_What the task asks_
Write out the lines below as a JSON list of strings, with one string per line and blank lines left out. Leave out the pictures.

(Lines taken from a collection)
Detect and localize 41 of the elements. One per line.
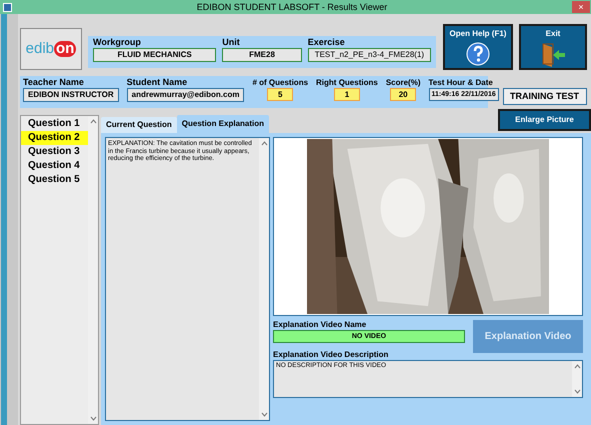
scroll-down-icon[interactable] [574,389,580,394]
field-label: Student Name [126,77,188,88]
field-label: Exercise [308,37,346,48]
question-item[interactable]: Question 2 [21,131,88,145]
scroll-up-icon[interactable] [90,119,96,124]
field-label: Unit [222,37,241,48]
window-title: EDIBON STUDENT LABSOFT - Results Viewer [196,1,388,13]
unit-field: FME28 [222,48,302,62]
exercise-field: TEST_n2_PE_n3-4_FME28(1) [308,48,432,62]
field-label: # of Questions [252,77,308,88]
video-name-label: Explanation Video Name [273,320,368,330]
app-icon [3,2,12,12]
score-value: 20 [390,88,416,101]
field-label: Teacher Name [23,77,85,88]
question-item[interactable]: Question 5 [21,173,88,187]
teacher-field: EDIBON INSTRUCTOR [23,88,119,102]
exit-button[interactable]: Exit [519,24,587,70]
question-item[interactable]: Question 4 [21,159,88,173]
tab[interactable]: Current Question [101,117,177,133]
question-item[interactable]: Question 1 [21,117,88,131]
question-item[interactable]: Question 3 [21,145,88,159]
field-label: Score(%) [386,77,420,88]
right-count: 1 [334,88,360,101]
close-button[interactable]: × [572,1,590,13]
help-button[interactable]: Open Help (F1) [443,24,513,70]
help-icon [466,42,490,66]
logo: edibon [26,38,76,59]
video-description-label: Explanation Video Description [273,350,390,360]
scroll-down-icon[interactable] [90,416,96,421]
field-label: Right Questions [316,77,378,88]
questions-count: 5 [267,88,294,101]
field-label: Workgroup [93,37,142,48]
enlarge-picture-button[interactable]: Enlarge Picture [498,109,591,131]
scroll-up-icon[interactable] [574,364,580,369]
scroll-down-icon[interactable] [260,412,268,417]
test-mode-label: TRAINING TEST [502,88,586,105]
scroll-up-icon[interactable] [260,141,268,146]
student-field: andrewmurray@edibon.com [126,88,244,102]
workgroup-field: FLUID MECHANICS [93,48,216,62]
tab[interactable]: Question Explanation [176,115,270,133]
field-label: Test Hour & Date [428,77,494,88]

_Answer to this task_
[
  "Detect and localize 41 of the elements. One per line.",
  "scroll-down-icon[interactable] [574,389,580,394]",
  "field-label: Student Name [126,77,188,88]",
  "field-label: Exercise [308,37,346,48]",
  "question-item[interactable]: Question 2 [21,131,88,145]",
  "scroll-up-icon[interactable] [90,119,96,124]",
  "field-label: Unit [222,37,241,48]",
  "window-title: EDIBON STUDENT LABSOFT - Results Viewer [196,1,388,13]",
  "unit-field: FME28 [222,48,302,62]",
  "exercise-field: TEST_n2_PE_n3-4_FME28(1) [308,48,432,62]",
  "field-label: # of Questions [252,77,308,88]",
  "video-name-label: Explanation Video Name [273,320,368,330]",
  "app-icon [3,2,12,12]",
  "score-value: 20 [390,88,416,101]",
  "field-label: Teacher Name [23,77,85,88]",
  "question-item[interactable]: Question 5 [21,173,88,187]",
  "teacher-field: EDIBON INSTRUCTOR [23,88,119,102]",
  "exit-button[interactable]: Exit [519,24,587,70]",
  "question-item[interactable]: Question 4 [21,159,88,173]",
  "tab[interactable]: Current Question [101,117,177,133]",
  "question-item[interactable]: Question 1 [21,117,88,131]",
  "question-item[interactable]: Question 3 [21,145,88,159]",
  "field-label: Score(%) [386,77,420,88]",
  "right-count: 1 [334,88,360,101]",
  "close-button[interactable]: × [572,1,590,13]",
  "help-button[interactable]: Open Help (F1) [443,24,513,70]",
  "help-icon [466,42,490,66]",
  "logo: edibon [26,38,76,59]",
  "video-description-label: Explanation Video Description [273,350,390,360]",
  "scroll-down-icon[interactable] [90,416,96,421]",
  "field-label: Right Questions [316,77,378,88]",
  "questions-count: 5 [267,88,294,101]",
  "field-label: Workgroup [93,37,142,48]",
  "enlarge-picture-button[interactable]: Enlarge Picture [498,109,591,131]",
  "scroll-up-icon[interactable] [574,364,580,369]",
  "scroll-down-icon[interactable] [260,412,268,417]",
  "test-mode-label: TRAINING TEST [502,88,586,105]",
  "scroll-up-icon[interactable] [260,141,268,146]",
  "student-field: andrewmurray@edibon.com [126,88,244,102]",
  "workgroup-field: FLUID MECHANICS [93,48,216,62]",
  "tab[interactable]: Question Explanation [176,115,270,133]",
  "field-label: Test Hour & Date [428,77,494,88]"
]